● **ENTRIES SHOWN**

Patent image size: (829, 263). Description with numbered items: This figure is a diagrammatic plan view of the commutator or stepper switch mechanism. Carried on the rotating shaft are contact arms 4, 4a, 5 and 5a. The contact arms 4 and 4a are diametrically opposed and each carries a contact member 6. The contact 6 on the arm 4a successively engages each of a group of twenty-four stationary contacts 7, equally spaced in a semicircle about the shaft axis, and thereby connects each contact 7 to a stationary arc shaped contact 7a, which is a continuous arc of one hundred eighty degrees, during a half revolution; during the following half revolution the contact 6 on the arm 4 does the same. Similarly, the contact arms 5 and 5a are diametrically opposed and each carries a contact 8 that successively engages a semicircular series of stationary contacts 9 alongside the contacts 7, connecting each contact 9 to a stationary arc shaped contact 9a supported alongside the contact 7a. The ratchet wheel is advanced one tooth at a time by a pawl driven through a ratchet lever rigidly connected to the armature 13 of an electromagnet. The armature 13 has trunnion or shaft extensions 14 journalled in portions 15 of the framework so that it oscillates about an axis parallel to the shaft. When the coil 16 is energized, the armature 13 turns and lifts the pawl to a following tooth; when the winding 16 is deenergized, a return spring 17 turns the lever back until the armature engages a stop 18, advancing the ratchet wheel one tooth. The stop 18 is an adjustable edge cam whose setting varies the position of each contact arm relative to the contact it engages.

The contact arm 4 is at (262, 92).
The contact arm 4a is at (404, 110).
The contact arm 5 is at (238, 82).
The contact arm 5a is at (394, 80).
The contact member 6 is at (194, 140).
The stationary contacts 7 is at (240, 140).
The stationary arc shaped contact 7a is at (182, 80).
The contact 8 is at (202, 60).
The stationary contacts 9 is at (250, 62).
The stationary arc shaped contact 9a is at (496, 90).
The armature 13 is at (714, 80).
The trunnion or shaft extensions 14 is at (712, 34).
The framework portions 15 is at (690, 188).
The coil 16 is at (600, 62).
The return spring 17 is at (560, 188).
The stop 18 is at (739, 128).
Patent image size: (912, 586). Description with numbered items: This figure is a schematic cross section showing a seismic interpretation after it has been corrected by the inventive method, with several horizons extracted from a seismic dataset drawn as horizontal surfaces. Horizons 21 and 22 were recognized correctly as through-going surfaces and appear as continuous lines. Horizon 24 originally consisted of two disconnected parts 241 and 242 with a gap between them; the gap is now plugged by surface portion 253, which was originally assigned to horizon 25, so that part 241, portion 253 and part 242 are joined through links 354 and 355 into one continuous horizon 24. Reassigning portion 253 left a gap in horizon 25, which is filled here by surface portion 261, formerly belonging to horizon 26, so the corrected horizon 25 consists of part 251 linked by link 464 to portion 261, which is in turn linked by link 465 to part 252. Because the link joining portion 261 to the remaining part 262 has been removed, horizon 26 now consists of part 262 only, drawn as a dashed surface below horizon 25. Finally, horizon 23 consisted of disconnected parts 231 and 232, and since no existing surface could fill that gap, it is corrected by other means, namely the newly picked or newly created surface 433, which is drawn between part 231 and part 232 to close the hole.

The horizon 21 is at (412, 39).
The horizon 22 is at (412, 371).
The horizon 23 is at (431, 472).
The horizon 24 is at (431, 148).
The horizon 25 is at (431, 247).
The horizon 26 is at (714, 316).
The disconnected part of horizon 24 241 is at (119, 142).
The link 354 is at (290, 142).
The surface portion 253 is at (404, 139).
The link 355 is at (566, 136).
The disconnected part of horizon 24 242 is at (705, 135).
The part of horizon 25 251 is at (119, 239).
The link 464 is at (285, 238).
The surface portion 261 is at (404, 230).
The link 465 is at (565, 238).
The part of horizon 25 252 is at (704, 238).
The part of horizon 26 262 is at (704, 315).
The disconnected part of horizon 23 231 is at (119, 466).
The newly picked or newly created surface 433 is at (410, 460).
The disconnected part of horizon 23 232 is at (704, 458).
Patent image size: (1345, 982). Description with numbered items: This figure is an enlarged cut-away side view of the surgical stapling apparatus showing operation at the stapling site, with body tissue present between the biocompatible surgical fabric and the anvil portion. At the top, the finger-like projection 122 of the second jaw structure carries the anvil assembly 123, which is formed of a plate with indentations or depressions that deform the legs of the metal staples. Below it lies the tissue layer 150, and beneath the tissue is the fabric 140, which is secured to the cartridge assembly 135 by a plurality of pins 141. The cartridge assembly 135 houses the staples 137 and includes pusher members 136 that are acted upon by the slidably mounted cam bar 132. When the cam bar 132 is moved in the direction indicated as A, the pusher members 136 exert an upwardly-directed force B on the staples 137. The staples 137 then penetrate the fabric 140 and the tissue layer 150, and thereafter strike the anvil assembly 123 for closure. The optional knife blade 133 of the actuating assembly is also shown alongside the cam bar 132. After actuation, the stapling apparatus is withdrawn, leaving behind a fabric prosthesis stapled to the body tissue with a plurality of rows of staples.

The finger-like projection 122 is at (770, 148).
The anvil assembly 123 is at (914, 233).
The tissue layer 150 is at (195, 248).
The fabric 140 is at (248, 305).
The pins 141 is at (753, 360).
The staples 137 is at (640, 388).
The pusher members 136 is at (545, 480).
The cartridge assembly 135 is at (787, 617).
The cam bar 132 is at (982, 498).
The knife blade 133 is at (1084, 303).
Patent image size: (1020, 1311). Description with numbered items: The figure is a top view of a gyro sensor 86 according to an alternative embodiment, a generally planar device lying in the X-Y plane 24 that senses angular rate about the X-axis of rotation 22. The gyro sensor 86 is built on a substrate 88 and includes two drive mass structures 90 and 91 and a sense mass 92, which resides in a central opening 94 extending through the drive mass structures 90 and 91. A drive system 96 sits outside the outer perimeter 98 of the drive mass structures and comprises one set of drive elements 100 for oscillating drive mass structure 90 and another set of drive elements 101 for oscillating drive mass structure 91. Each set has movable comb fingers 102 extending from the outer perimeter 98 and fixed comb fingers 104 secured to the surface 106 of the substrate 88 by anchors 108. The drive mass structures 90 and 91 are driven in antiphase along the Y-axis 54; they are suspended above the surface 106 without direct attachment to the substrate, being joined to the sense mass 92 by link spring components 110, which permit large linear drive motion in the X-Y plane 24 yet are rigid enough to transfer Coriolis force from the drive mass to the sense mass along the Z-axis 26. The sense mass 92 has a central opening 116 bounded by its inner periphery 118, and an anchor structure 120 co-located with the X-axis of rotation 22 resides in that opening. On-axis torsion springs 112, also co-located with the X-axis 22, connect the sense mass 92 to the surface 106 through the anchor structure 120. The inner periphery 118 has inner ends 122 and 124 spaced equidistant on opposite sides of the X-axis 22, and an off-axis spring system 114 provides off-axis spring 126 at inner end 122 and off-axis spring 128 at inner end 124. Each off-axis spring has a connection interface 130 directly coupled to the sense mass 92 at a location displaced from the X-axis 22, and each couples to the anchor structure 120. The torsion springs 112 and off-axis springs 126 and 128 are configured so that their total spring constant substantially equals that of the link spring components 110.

● **WHAT YOU SHOULD DO**
Write out every line of the data above verbatim, with no changes.

● **RESPONSE**
Patent image size: (829, 263). Description with numbered items: This figure is a diagrammatic plan view of the commutator or stepper switch mechanism. Carried on the rotating shaft are contact arms 4, 4a, 5 and 5a. The contact arms 4 and 4a are diametrically opposed and each carries a contact member 6. The contact 6 on the arm 4a successively engages each of a group of twenty-four stationary contacts 7, equally spaced in a semicircle about the shaft axis, and thereby connects each contact 7 to a stationary arc shaped contact 7a, which is a continuous arc of one hundred eighty degrees, during a half revolution; during the following half revolution the contact 6 on the arm 4 does the same. Similarly, the contact arms 5 and 5a are diametrically opposed and each carries a contact 8 that successively engages a semicircular series of stationary contacts 9 alongside the contacts 7, connecting each contact 9 to a stationary arc shaped contact 9a supported alongside the contact 7a. The ratchet wheel is advanced one tooth at a time by a pawl driven through a ratchet lever rigidly connected to the armature 13 of an electromagnet. The armature 13 has trunnion or shaft extensions 14 journalled in portions 15 of the framework so that it oscillates about an axis parallel to the shaft. When the coil 16 is energized, the armature 13 turns and lifts the pawl to a following tooth; when the winding 16 is deenergized, a return spring 17 turns the lever back until the armature engages a stop 18, advancing the ratchet wheel one tooth. The stop 18 is an adjustable edge cam whose setting varies the position of each contact arm relative to the contact it engages.

The contact arm 4 is at (262, 92).
The contact arm 4a is at (404, 110).
The contact arm 5 is at (238, 82).
The contact arm 5a is at (394, 80).
The contact member 6 is at (194, 140).
The stationary contacts 7 is at (240, 140).
The stationary arc shaped contact 7a is at (182, 80).
The contact 8 is at (202, 60).
The stationary contacts 9 is at (250, 62).
The stationary arc shaped contact 9a is at (496, 90).
The armature 13 is at (714, 80).
The trunnion or shaft extensions 14 is at (712, 34).
The framework portions 15 is at (690, 188).
The coil 16 is at (600, 62).
The return spring 17 is at (560, 188).
The stop 18 is at (739, 128).
Patent image size: (912, 586). Description with numbered items: This figure is a schematic cross section showing a seismic interpretation after it has been corrected by the inventive method, with several horizons extracted from a seismic dataset drawn as horizontal surfaces. Horizons 21 and 22 were recognized correctly as through-going surfaces and appear as continuous lines. Horizon 24 originally consisted of two disconnected parts 241 and 242 with a gap between them; the gap is now plugged by surface portion 253, which was originally assigned to horizon 25, so that part 241, portion 253 and part 242 are joined through links 354 and 355 into one continuous horizon 24. Reassigning portion 253 left a gap in horizon 25, which is filled here by surface portion 261, formerly belonging to horizon 26, so the corrected horizon 25 consists of part 251 linked by link 464 to portion 261, which is in turn linked by link 465 to part 252. Because the link joining portion 261 to the remaining part 262 has been removed, horizon 26 now consists of part 262 only, drawn as a dashed surface below horizon 25. Finally, horizon 23 consisted of disconnected parts 231 and 232, and since no existing surface could fill that gap, it is corrected by other means, namely the newly picked or newly created surface 433, which is drawn between part 231 and part 232 to close the hole.

The horizon 21 is at (412, 39).
The horizon 22 is at (412, 371).
The horizon 23 is at (431, 472).
The horizon 24 is at (431, 148).
The horizon 25 is at (431, 247).
The horizon 26 is at (714, 316).
The disconnected part of horizon 24 241 is at (119, 142).
The link 354 is at (290, 142).
The surface portion 253 is at (404, 139).
The link 355 is at (566, 136).
The disconnected part of horizon 24 242 is at (705, 135).
The part of horizon 25 251 is at (119, 239).
The link 464 is at (285, 238).
The surface portion 261 is at (404, 230).
The link 465 is at (565, 238).
The part of horizon 25 252 is at (704, 238).
The part of horizon 26 262 is at (704, 315).
The disconnected part of horizon 23 231 is at (119, 466).
The newly picked or newly created surface 433 is at (410, 460).
The disconnected part of horizon 23 232 is at (704, 458).
Patent image size: (1345, 982). Description with numbered items: This figure is an enlarged cut-away side view of the surgical stapling apparatus showing operation at the stapling site, with body tissue present between the biocompatible surgical fabric and the anvil portion. At the top, the finger-like projection 122 of the second jaw structure carries the anvil assembly 123, which is formed of a plate with indentations or depressions that deform the legs of the metal staples. Below it lies the tissue layer 150, and beneath the tissue is the fabric 140, which is secured to the cartridge assembly 135 by a plurality of pins 141. The cartridge assembly 135 houses the staples 137 and includes pusher members 136 that are acted upon by the slidably mounted cam bar 132. When the cam bar 132 is moved in the direction indicated as A, the pusher members 136 exert an upwardly-directed force B on the staples 137. The staples 137 then penetrate the fabric 140 and the tissue layer 150, and thereafter strike the anvil assembly 123 for closure. The optional knife blade 133 of the actuating assembly is also shown alongside the cam bar 132. After actuation, the stapling apparatus is withdrawn, leaving behind a fabric prosthesis stapled to the body tissue with a plurality of rows of staples.

The finger-like projection 122 is at (770, 148).
The anvil assembly 123 is at (914, 233).
The tissue layer 150 is at (195, 248).
The fabric 140 is at (248, 305).
The pins 141 is at (753, 360).
The staples 137 is at (640, 388).
The pusher members 136 is at (545, 480).
The cartridge assembly 135 is at (787, 617).
The cam bar 132 is at (982, 498).
The knife blade 133 is at (1084, 303).
Patent image size: (1020, 1311). Description with numbered items: The figure is a top view of a gyro sensor 86 according to an alternative embodiment, a generally planar device lying in the X-Y plane 24 that senses angular rate about the X-axis of rotation 22. The gyro sensor 86 is built on a substrate 88 and includes two drive mass structures 90 and 91 and a sense mass 92, which resides in a central opening 94 extending through the drive mass structures 90 and 91. A drive system 96 sits outside the outer perimeter 98 of the drive mass structures and comprises one set of drive elements 100 for oscillating drive mass structure 90 and another set of drive elements 101 for oscillating drive mass structure 91. Each set has movable comb fingers 102 extending from the outer perimeter 98 and fixed comb fingers 104 secured to the surface 106 of the substrate 88 by anchors 108. The drive mass structures 90 and 91 are driven in antiphase along the Y-axis 54; they are suspended above the surface 106 without direct attachment to the substrate, being joined to the sense mass 92 by link spring components 110, which permit large linear drive motion in the X-Y plane 24 yet are rigid enough to transfer Coriolis force from the drive mass to the sense mass along the Z-axis 26. The sense mass 92 has a central opening 116 bounded by its inner periphery 118, and an anchor structure 120 co-located with the X-axis of rotation 22 resides in that opening. On-axis torsion springs 112, also co-located with the X-axis 22, connect the sense mass 92 to the surface 106 through the anchor structure 120. The inner periphery 118 has inner ends 122 and 124 spaced equidistant on opposite sides of the X-axis 22, and an off-axis spring system 114 provides off-axis spring 126 at inner end 122 and off-axis spring 128 at inner end 124. Each off-axis spring has a connection interface 130 directly coupled to the sense mass 92 at a location displaced from the X-axis 22, and each couples to the anchor structure 120. The torsion springs 112 and off-axis springs 126 and 128 are configured so that their total spring constant substantially equals that of the link spring components 110.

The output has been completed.